QUÉ HACER =>
1. Reproduce del fragmento sobre Nueva York y el cine de mafia el tramo que va desde "Borja Hermoso 1" hasta "y la muerte.".
2. Según el fragmento sobre Nueva York y el cine de mafia, ¿cuántos años cumple la saga de ‘El padrino’?

FRAGMENTO DEL TEXTO =>
Nueva York, huellas del crimen
De Manhattan a Harlem, el cine ha marcado la ciudad de los rascacielos con el sello de la mafia. Ahora que la saga de ‘El padrino’ cumple 40 años, visitamos los bajos fondos más emblemáticos.
Borja Hermoso 1 ABR 2012 - 00:17 CET
Esas calles y esa luz, esos gabanes sin fin y esos sombreros de ala ancha, ese pavimento húmedo, ese coche que pasa, ese chasquido, esa inexplicable serenidad de las cosas relacionadas con el destino y la inconfundible sensación de que algo va a ocurrir de manera inmediata, fatal. Así, o con algunas variantes como las sombras de un almacén o la vetusta barra de un bar, suele ser el escenario donde se producen los crímenes cinematográficos ordenados desde arriba por los grandes padrinos y ejecutados desde abajo por los voluntariosos sicarios. Todo –y no solo en el cine, en la realidad, también– transcurre en unos pocos segundos, instantes que dictan sentencias sobre la vida y la muerte.

CONJUNTO DE DATOS =>

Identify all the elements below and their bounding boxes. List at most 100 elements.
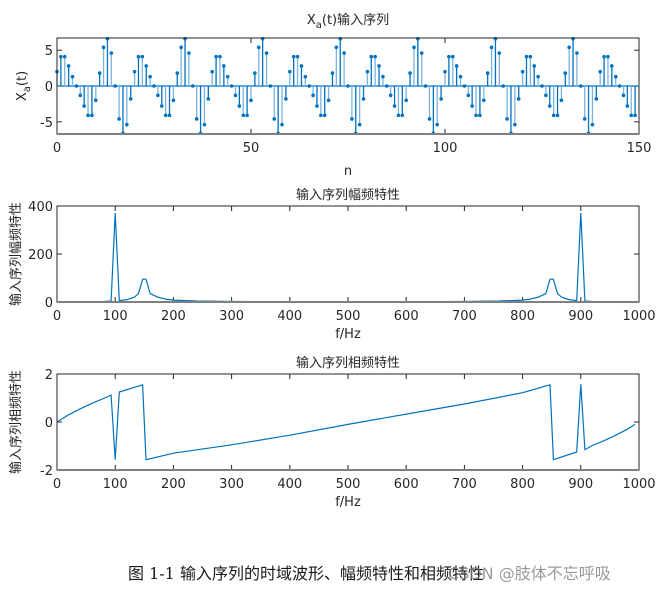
- x-axis-label: f/Hz: [335, 495, 361, 510]
- stem-marker: [167, 113, 172, 118]
- stem-marker: [547, 104, 552, 108]
- stem-marker: [408, 71, 412, 75]
- stem-marker: [513, 122, 517, 127]
- stem-marker: [175, 71, 180, 75]
- stem-marker: [326, 98, 331, 103]
- stem-marker: [249, 98, 253, 103]
- x-tick-label: 100: [103, 477, 128, 492]
- stem-marker: [579, 84, 583, 88]
- stem-marker: [555, 113, 560, 118]
- stem-marker: [295, 54, 300, 59]
- stem-marker: [59, 54, 63, 59]
- stem-marker: [152, 84, 156, 88]
- stem-marker: [128, 97, 133, 101]
- stem-marker: [610, 64, 614, 68]
- stem-marker: [260, 36, 265, 41]
- x-tick-label: 200: [161, 477, 186, 492]
- stem-marker: [288, 69, 292, 74]
- stem-marker: [315, 104, 319, 108]
- stem-marker: [159, 104, 164, 108]
- stem-marker: [388, 93, 393, 98]
- x-tick-label: 800: [510, 477, 535, 492]
- stem-marker: [74, 84, 79, 88]
- stem-marker: [462, 84, 467, 88]
- stem-marker: [365, 69, 370, 74]
- stem-marker: [454, 64, 459, 68]
- y-tick-label: -2: [40, 464, 53, 479]
- stem-marker: [540, 84, 544, 88]
- stem-marker: [62, 54, 67, 59]
- stem-marker: [598, 69, 602, 74]
- data-line: [56, 212, 640, 303]
- x-tick-label: 150: [627, 141, 652, 156]
- stem-marker: [582, 117, 587, 121]
- x-tick-label: 100: [103, 309, 128, 324]
- stem-marker: [404, 98, 409, 103]
- x-tick-label: 300: [219, 309, 244, 324]
- stem-marker: [338, 36, 343, 41]
- stem-marker: [156, 93, 160, 98]
- plot-title: 输入序列幅频特性: [296, 187, 400, 203]
- stem-marker: [625, 104, 630, 108]
- stem-marker: [194, 117, 199, 121]
- stem-marker: [516, 97, 521, 101]
- stem-marker: [435, 122, 440, 127]
- stem-marker: [342, 51, 346, 55]
- stem-marker: [381, 74, 385, 79]
- stem-marker: [470, 104, 474, 108]
- stem-marker: [443, 69, 447, 74]
- stem-marker: [256, 45, 261, 50]
- stem-marker: [280, 122, 284, 127]
- stem-marker: [489, 45, 494, 50]
- stem-marker: [621, 93, 626, 98]
- stem-marker: [284, 97, 288, 101]
- stem-marker: [551, 113, 556, 118]
- stem-marker: [427, 117, 432, 121]
- stem-marker: [563, 71, 568, 75]
- x-tick-label: 50: [243, 141, 260, 156]
- x-tick-label: 900: [568, 309, 593, 324]
- x-tick-label: 1000: [622, 309, 655, 324]
- stem-marker: [187, 51, 191, 55]
- stem-marker: [202, 122, 207, 127]
- stem-marker: [396, 113, 401, 118]
- stem-marker: [229, 84, 234, 88]
- stem-marker: [113, 84, 117, 88]
- y-tick-label: 200: [28, 248, 53, 263]
- stem-marker: [439, 97, 443, 101]
- stem-marker: [602, 54, 606, 59]
- stem-marker: [330, 71, 335, 75]
- x-tick-label: 400: [277, 309, 302, 324]
- stem-marker: [501, 84, 506, 88]
- stem-marker: [544, 93, 548, 98]
- x-axis-label: n: [344, 164, 352, 179]
- stem-marker: [264, 51, 269, 55]
- stem-marker: [613, 74, 618, 79]
- stem-marker: [361, 97, 366, 101]
- stem-marker: [346, 84, 350, 88]
- stem-marker: [369, 54, 374, 59]
- stem-marker: [86, 113, 90, 118]
- stem-marker: [373, 54, 377, 59]
- stem-marker: [319, 113, 323, 118]
- y-tick-label: -5: [40, 116, 53, 131]
- stem-marker: [571, 36, 575, 41]
- stem-marker: [206, 97, 211, 101]
- stem-marker: [482, 98, 486, 103]
- x-tick-label: 700: [452, 309, 477, 324]
- stem-marker: [392, 104, 397, 108]
- y-axis-label: 输入序列幅频特性: [8, 202, 24, 306]
- x-tick-label: 700: [452, 477, 477, 492]
- stem-marker: [567, 45, 571, 50]
- axes-box: [56, 205, 640, 303]
- x-tick-label: 500: [336, 309, 361, 324]
- stem-marker: [78, 93, 83, 98]
- stem-marker: [400, 113, 405, 118]
- data-line: [56, 383, 636, 461]
- phase-plot: 0 100 200 300 400 500 600 700 800 900 1000-202输入序列…: [8, 355, 656, 510]
- stem-marker: [144, 64, 149, 68]
- stem-marker: [307, 84, 312, 88]
- stem-marker: [497, 51, 502, 55]
- stem-marker: [474, 113, 478, 118]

RESULTADOS =>
1.
Borja Hermoso 1 ABR 2012 - 00:17 CET
Esas calles y esa luz, esos gabanes sin fin y esos sombreros de ala ancha, ese pavimento húmedo, ese coche que pasa, ese chasquido, esa inexplicable serenidad de las cosas relacionadas con el destino y la inconfundible sensación de que algo va a ocurrir de manera inmediata, fatal. Así, o con algunas variantes como las sombras de un almacén o la vetusta barra de un bar, suele ser el escenario donde se producen los crímenes cinematográficos ordenados desde arriba por los grandes padrinos y ejecutados desde abajo por los voluntariosos sicarios. Todo –y no solo en el cine, en la realidad, también– transcurre en unos pocos segundos, instantes que dictan sentencias sobre la vida y la muerte.

2. La saga de ‘El padrino’ cumple 40 años.